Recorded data
────────────────
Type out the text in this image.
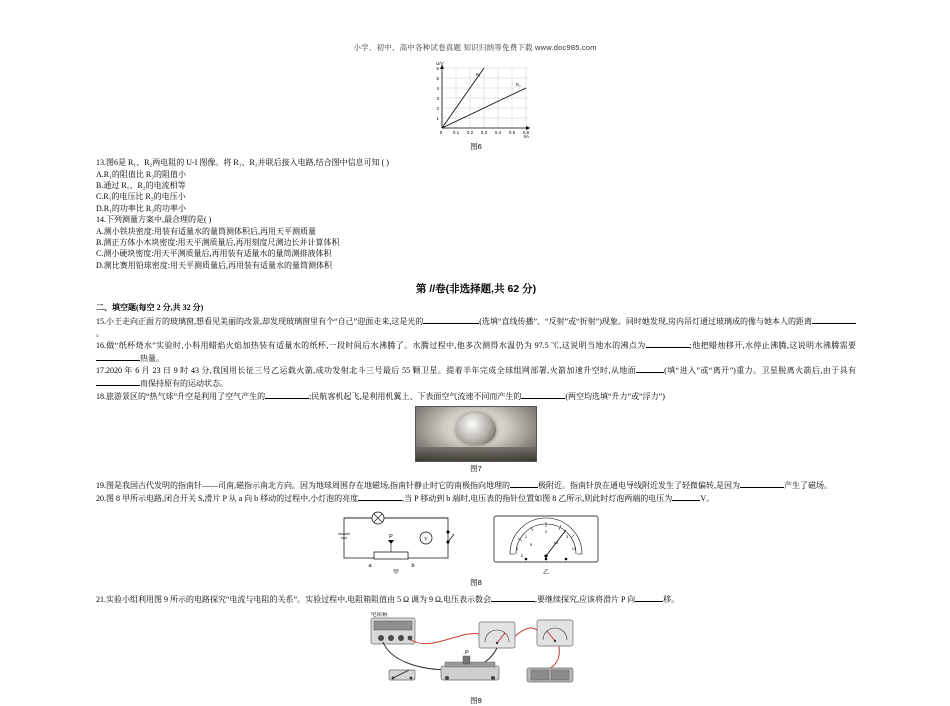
小学、初中、高中各种试卷真题 知识归纳等免费下载 www.doc985.com
6
5
4
3
2
1
0 0.1 0.2 0.3 0.4 0.5 0.6
U/V
I/A
R₁
R₂
图6

13.图6是 R₁、R₂两电阻的 U-I 图像。将 R₁、R₂并联后接入电路,结合图中信息可知 ( )

A.R₁的阻值比 R₂的阻值小

B.通过 R₁、R₂的电流相等

C.R₁的电压比 R₂的电压小

D.R₁的功率比 R₂的功率小

14.下列测量方案中,最合理的是( )

A.测小铁块密度:用装有适量水的量筒测体积后,再用天平测质量

B.测正方体小木块密度:用天平测质量后,再用刻度尺测边长并计算体积

C.测小硬块密度:用天平测质量后,再用装有适量水的量筒测排液体积

D.测比赛用铅球密度:用天平测质量后,再用装有适量水的量筒测体积

第 //卷(非选择题,共 62 分)
二、填空题(每空 2 分,共 32 分)

15.小王走向正面方的玻璃窗,想看见美丽的改景,却发现玻璃窗里有个“自己”迎面走来,这是光的	(选填“直线传播”、“反射”或“折射”)现象。同时她发现,房内吊灯通过玻璃成的像与她本人的距离。

16.做“纸杯烧水”实验时,小科用蜡焰火焰加热装有适量水的纸杯,一段时间后水沸腾了。水腾过程中,他多次测得水温仍为 97.5 ℃,这说明当地水的沸点为	;他把蜡烛移开,水停止沸腾,这说明水沸腾需要热量。

17.2020 年 6 月 23 日 9 时 43 分,我国用长征三号乙运载火箭,成功发射北斗三号最后 55 颗卫星。提着半年完成全球组网部署,火箭加速升空时,从地面	(填“进入”或“离开”)重力。卫星脱离火箭后,由于具有而保持原有的运动状态。

18.旅游景区的“热气球”升空是利用了空气产生的	;民航客机起飞,是利用机翼上、下表面空气流速不同而产生的	(两空均选填“升力”或“浮力”)

图7

19.图是我国古代发明的指南针——司南,磁指示南北方向。因为地球周围存在地磁场,指南针静止时它的南极指向地理的	极附近。指南针放在通电导线附近发生了轻微偏转,是因为	产生了磁场。

20.图 8 甲所示电路,闭合开关 S,滑片 P 从 a 向 b 移动的过程中,小灯泡的亮度	,当 P 移动到 b 端时,电压表的指针位置如图 8 乙所示,则此时灯泡两端的电压为	V。

a
P
b
V
甲
0
1
2
3
0
5	10
15
乙
图8

21.实验小组利用图 9 所示的电路探究“电流与电阻的关系”。实验过程中,电阻箱阻值由 5 Ω 调为 9 Ω,电压表示数会	,要继续探究,应该将滑片 P 向	移。

电阻箱
P
图9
────────────────
▶ [Your goal]: Write out the material above again, word for word, minus its pictures.

▶ [Written answer]:
Type out the text in this image.
小学、初中、高中各种试卷真题 知识归纳等免费下载 www.doc985.com
6
5
4
3
2
1
0 0.1 0.2 0.3 0.4 0.5 0.6
U/V
I/A
R₁
R₂
图6

13.图6是 R₁、R₂两电阻的 U-I 图像。将 R₁、R₂并联后接入电路,结合图中信息可知 ( )

A.R₁的阻值比 R₂的阻值小

B.通过 R₁、R₂的电流相等

C.R₁的电压比 R₂的电压小

D.R₁的功率比 R₂的功率小

14.下列测量方案中,最合理的是( )

A.测小铁块密度:用装有适量水的量筒测体积后,再用天平测质量

B.测正方体小木块密度:用天平测质量后,再用刻度尺测边长并计算体积

C.测小硬块密度:用天平测质量后,再用装有适量水的量筒测排液体积

D.测比赛用铅球密度:用天平测质量后,再用装有适量水的量筒测体积

第 //卷(非选择题,共 62 分)
二、填空题(每空 2 分,共 32 分)

15.小王走向正面方的玻璃窗,想看见美丽的改景,却发现玻璃窗里有个“自己”迎面走来,这是光的	(选填“直线传播”、“反射”或“折射”)现象。同时她发现,房内吊灯通过玻璃成的像与她本人的距离。

16.做“纸杯烧水”实验时,小科用蜡焰火焰加热装有适量水的纸杯,一段时间后水沸腾了。水腾过程中,他多次测得水温仍为 97.5 ℃,这说明当地水的沸点为	;他把蜡烛移开,水停止沸腾,这说明水沸腾需要热量。

17.2020 年 6 月 23 日 9 时 43 分,我国用长征三号乙运载火箭,成功发射北斗三号最后 55 颗卫星。提着半年完成全球组网部署,火箭加速升空时,从地面	(填“进入”或“离开”)重力。卫星脱离火箭后,由于具有而保持原有的运动状态。

18.旅游景区的“热气球”升空是利用了空气产生的	;民航客机起飞,是利用机翼上、下表面空气流速不同而产生的	(两空均选填“升力”或“浮力”)

图7

19.图是我国古代发明的指南针——司南,磁指示南北方向。因为地球周围存在地磁场,指南针静止时它的南极指向地理的	极附近。指南针放在通电导线附近发生了轻微偏转,是因为	产生了磁场。

20.图 8 甲所示电路,闭合开关 S,滑片 P 从 a 向 b 移动的过程中,小灯泡的亮度	,当 P 移动到 b 端时,电压表的指针位置如图 8 乙所示,则此时灯泡两端的电压为	V。

a
P
b
V
甲
0
1
2
3
0
5	10
15
乙
图8

21.实验小组利用图 9 所示的电路探究“电流与电阻的关系”。实验过程中,电阻箱阻值由 5 Ω 调为 9 Ω,电压表示数会	,要继续探究,应该将滑片 P 向	移。

电阻箱
P
图9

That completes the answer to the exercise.